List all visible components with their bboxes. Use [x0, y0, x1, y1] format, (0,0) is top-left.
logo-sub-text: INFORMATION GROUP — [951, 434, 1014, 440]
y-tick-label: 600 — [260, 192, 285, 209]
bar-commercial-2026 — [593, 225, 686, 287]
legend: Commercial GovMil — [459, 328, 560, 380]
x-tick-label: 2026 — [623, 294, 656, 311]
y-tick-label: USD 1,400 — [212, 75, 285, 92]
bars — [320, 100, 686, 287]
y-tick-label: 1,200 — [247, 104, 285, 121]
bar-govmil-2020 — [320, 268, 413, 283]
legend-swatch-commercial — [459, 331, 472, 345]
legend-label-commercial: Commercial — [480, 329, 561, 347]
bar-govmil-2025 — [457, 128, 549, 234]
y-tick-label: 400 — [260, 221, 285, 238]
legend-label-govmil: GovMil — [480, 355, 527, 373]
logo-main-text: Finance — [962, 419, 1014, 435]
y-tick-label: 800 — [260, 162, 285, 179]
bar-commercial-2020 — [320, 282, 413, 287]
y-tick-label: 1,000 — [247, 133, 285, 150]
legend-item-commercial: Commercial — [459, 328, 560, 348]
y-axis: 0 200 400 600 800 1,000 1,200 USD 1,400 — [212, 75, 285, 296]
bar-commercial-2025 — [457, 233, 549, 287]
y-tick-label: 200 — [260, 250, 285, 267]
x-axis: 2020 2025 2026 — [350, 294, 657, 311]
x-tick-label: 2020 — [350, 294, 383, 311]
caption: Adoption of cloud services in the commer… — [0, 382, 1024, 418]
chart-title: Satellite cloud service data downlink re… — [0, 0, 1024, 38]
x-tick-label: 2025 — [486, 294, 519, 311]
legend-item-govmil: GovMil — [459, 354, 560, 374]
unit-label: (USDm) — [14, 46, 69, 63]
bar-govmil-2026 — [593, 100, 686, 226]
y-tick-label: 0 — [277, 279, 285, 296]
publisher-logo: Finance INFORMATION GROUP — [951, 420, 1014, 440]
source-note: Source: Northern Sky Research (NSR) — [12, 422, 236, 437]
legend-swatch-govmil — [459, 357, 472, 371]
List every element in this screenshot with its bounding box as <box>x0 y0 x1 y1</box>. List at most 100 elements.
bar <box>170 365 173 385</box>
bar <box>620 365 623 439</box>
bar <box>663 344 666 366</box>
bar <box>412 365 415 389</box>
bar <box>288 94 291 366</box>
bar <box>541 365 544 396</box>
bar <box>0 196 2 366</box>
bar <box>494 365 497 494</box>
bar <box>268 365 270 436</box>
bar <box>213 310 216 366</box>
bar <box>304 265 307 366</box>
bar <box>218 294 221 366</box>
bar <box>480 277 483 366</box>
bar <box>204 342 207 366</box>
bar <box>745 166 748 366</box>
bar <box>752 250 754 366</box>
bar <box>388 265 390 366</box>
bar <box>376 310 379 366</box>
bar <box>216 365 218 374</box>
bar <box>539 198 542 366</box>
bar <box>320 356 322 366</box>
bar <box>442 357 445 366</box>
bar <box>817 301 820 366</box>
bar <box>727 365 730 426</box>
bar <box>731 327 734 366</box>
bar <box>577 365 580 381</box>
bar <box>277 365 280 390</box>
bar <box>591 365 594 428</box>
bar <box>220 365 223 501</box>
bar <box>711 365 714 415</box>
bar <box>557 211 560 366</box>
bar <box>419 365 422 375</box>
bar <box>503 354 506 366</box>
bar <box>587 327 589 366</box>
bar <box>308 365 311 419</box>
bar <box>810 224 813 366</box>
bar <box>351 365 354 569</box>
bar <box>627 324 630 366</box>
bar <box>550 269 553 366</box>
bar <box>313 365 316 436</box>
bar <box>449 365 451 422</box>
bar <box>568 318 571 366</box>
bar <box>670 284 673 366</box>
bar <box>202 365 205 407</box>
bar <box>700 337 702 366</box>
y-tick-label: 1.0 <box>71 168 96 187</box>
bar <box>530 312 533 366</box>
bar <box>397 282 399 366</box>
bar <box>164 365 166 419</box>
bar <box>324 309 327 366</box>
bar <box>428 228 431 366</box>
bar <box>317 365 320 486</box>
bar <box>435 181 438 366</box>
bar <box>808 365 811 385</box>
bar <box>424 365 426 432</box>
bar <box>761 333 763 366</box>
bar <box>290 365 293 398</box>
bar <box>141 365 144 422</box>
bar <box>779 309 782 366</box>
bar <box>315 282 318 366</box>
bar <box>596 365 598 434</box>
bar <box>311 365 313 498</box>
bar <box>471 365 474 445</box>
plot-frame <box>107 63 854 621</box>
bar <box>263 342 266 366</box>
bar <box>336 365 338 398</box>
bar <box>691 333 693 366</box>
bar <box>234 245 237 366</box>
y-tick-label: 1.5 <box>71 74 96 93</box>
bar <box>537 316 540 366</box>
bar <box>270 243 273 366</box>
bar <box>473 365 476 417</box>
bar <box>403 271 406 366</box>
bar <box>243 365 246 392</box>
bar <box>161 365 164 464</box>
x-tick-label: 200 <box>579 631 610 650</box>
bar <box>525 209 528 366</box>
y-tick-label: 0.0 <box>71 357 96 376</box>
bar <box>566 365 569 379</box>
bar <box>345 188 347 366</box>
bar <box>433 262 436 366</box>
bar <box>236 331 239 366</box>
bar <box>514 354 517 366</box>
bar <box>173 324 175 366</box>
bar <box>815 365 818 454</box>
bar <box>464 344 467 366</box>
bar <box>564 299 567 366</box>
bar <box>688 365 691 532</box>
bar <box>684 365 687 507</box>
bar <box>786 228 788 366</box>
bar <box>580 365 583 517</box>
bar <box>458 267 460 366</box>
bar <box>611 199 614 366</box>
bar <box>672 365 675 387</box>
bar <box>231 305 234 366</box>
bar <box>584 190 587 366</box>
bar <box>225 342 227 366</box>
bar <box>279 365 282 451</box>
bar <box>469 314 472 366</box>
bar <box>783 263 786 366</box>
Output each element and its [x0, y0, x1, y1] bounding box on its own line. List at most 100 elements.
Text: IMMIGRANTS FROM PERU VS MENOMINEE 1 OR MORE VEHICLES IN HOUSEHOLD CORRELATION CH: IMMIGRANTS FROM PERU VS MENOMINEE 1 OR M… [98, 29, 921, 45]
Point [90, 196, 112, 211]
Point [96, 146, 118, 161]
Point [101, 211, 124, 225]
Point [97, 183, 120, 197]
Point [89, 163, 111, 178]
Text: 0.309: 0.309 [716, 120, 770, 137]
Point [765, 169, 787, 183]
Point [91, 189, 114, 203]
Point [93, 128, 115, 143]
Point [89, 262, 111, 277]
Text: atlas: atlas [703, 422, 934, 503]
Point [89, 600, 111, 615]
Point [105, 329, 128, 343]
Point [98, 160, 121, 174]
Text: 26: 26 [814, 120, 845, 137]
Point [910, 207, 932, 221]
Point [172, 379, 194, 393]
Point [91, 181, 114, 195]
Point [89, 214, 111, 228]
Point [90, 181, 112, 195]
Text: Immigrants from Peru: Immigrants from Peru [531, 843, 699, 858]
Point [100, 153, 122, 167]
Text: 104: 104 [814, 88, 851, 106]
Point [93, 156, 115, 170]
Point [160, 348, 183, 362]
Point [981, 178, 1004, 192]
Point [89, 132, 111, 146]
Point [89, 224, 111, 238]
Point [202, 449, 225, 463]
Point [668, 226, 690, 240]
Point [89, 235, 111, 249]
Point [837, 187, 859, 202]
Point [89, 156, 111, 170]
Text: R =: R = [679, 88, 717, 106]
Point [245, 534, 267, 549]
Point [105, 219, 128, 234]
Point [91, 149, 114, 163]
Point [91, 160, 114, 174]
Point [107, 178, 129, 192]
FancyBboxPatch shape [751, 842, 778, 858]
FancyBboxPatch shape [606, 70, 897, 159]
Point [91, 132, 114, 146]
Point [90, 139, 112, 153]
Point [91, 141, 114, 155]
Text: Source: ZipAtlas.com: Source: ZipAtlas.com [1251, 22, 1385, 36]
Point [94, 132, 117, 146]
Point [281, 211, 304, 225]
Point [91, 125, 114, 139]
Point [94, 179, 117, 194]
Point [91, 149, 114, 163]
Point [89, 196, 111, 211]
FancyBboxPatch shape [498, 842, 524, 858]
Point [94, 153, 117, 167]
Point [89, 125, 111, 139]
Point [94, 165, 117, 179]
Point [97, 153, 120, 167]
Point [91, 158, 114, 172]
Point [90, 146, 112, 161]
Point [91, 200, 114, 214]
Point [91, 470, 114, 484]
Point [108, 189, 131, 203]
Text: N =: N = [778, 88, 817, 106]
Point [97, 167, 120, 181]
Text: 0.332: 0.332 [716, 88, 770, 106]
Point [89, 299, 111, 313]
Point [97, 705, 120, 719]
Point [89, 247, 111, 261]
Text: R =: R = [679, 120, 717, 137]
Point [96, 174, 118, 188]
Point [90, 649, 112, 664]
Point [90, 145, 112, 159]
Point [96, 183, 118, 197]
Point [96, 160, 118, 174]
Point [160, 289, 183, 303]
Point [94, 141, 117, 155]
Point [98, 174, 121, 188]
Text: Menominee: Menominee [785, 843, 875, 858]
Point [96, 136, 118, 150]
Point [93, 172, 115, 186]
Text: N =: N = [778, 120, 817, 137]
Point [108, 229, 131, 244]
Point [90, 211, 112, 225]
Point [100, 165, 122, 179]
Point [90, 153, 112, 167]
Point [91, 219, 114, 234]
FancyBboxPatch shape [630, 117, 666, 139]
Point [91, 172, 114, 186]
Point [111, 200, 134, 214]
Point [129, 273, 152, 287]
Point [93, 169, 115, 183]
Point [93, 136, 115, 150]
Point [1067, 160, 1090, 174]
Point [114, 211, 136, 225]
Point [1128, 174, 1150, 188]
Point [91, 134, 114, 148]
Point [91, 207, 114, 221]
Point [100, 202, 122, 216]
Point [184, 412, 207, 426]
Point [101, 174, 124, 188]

▶ [What is needed]:
Start at the first line of the entries above and stop after the line that contains "caption: Adoption of". Give those lines as a JSON list of strings, one per line, with blank lines left out.

▶ [Result]:
[
  "List all visible components with their bboxes. Use [x0, y0, x1, y1] format, (0,0) is top-left.",
  "logo-sub-text: INFORMATION GROUP — [951, 434, 1014, 440]",
  "y-tick-label: 600 — [260, 192, 285, 209]",
  "bar-commercial-2026 — [593, 225, 686, 287]",
  "legend: Commercial GovMil — [459, 328, 560, 380]",
  "x-tick-label: 2026 — [623, 294, 656, 311]",
  "y-tick-label: USD 1,400 — [212, 75, 285, 92]",
  "bars — [320, 100, 686, 287]",
  "y-tick-label: 1,200 — [247, 104, 285, 121]",
  "bar-govmil-2020 — [320, 268, 413, 283]",
  "legend-swatch-commercial — [459, 331, 472, 345]",
  "legend-label-commercial: Commercial — [480, 329, 561, 347]",
  "bar-govmil-2025 — [457, 128, 549, 234]",
  "y-tick-label: 400 — [260, 221, 285, 238]",
  "legend-label-govmil: GovMil — [480, 355, 527, 373]",
  "logo-main-text: Finance — [962, 419, 1014, 435]",
  "y-tick-label: 800 — [260, 162, 285, 179]",
  "bar-commercial-2020 — [320, 282, 413, 287]",
  "y-tick-label: 1,000 — [247, 133, 285, 150]",
  "legend-item-commercial: Commercial — [459, 328, 560, 348]",
  "y-axis: 0 200 400 600 800 1,000 1,200 USD 1,400 — [212, 75, 285, 296]",
  "bar-commercial-2025 — [457, 233, 549, 287]",
  "y-tick-label: 200 — [260, 250, 285, 267]",
  "x-axis: 2020 2025 2026 — [350, 294, 657, 311]",
  "x-tick-label: 2020 — [350, 294, 383, 311]",
  "caption: Adoption of cloud services in the commer… — [0, 382, 1024, 418]"
]